* Data entries *
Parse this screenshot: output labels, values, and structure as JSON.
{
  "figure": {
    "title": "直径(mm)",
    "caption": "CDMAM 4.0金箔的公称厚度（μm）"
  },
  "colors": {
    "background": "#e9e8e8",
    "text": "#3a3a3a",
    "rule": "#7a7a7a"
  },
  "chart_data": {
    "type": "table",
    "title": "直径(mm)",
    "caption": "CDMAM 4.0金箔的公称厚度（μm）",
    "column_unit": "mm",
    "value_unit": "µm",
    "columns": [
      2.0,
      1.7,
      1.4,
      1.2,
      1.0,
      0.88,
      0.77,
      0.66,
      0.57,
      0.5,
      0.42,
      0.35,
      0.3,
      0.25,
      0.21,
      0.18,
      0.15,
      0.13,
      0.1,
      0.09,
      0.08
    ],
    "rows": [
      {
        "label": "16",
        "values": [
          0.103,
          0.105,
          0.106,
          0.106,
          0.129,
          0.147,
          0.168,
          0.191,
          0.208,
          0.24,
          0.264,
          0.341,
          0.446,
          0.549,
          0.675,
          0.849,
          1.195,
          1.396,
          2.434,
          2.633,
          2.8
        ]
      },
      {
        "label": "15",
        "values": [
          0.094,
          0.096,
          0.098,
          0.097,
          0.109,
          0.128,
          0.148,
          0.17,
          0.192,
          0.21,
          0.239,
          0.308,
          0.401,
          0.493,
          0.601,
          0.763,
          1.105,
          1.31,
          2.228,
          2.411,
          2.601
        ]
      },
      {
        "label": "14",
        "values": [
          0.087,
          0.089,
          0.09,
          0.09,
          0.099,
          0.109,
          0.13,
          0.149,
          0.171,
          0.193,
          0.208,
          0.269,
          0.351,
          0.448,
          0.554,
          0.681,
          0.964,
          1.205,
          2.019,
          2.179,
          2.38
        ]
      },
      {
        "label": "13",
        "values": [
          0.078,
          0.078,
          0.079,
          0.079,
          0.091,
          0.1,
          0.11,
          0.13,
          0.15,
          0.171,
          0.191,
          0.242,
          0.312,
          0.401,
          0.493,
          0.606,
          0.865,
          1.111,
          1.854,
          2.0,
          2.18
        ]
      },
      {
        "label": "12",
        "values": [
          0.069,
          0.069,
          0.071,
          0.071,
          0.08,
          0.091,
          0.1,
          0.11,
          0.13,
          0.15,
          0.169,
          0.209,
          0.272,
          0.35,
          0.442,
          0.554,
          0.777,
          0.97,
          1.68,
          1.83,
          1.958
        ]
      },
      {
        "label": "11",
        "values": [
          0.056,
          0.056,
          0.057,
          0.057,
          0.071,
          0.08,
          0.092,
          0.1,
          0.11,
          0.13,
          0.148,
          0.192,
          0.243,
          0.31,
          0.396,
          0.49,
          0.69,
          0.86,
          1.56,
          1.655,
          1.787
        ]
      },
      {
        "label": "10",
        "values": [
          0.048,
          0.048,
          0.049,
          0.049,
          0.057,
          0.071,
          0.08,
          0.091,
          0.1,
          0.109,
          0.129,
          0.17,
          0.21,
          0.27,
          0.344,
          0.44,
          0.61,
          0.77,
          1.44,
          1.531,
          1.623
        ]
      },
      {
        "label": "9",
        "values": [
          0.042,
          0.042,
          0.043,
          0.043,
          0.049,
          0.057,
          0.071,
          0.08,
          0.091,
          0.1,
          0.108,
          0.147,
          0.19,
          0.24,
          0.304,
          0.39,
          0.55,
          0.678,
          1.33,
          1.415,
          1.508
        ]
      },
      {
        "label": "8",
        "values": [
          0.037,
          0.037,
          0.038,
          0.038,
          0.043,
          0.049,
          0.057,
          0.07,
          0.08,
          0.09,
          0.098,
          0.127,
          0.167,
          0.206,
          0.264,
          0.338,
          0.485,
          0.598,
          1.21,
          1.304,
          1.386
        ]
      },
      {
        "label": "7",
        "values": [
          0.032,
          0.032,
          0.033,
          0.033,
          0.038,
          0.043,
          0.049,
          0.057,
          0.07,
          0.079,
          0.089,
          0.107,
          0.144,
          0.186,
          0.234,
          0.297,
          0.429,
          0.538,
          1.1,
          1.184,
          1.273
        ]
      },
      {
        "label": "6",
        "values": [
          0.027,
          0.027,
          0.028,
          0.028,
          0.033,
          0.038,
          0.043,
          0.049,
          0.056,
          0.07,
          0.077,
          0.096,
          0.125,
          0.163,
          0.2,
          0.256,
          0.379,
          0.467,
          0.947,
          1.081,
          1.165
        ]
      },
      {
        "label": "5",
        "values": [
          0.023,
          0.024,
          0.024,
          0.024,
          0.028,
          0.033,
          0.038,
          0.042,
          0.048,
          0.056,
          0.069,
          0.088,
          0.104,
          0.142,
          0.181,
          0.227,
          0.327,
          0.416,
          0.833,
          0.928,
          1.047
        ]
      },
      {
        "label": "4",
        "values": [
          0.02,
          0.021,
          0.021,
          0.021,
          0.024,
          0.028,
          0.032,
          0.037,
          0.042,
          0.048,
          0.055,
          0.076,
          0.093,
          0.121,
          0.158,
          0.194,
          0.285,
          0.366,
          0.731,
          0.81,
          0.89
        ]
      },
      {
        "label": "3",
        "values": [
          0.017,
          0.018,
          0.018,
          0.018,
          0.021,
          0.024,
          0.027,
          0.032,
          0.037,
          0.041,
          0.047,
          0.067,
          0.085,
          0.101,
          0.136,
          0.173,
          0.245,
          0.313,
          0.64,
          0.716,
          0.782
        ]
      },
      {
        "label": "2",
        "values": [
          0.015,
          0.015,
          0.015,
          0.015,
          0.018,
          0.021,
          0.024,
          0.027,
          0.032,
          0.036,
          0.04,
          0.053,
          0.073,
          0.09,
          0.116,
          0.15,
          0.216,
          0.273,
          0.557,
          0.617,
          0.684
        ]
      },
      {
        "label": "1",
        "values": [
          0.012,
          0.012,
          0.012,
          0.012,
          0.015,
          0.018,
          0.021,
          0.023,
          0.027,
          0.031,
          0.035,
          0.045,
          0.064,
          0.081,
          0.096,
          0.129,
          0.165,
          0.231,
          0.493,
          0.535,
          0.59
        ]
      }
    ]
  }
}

* To be done *
Report how many lines in the records hold the word "CDMAM", giving the number and nothing else.

* Answer to the exercise *
2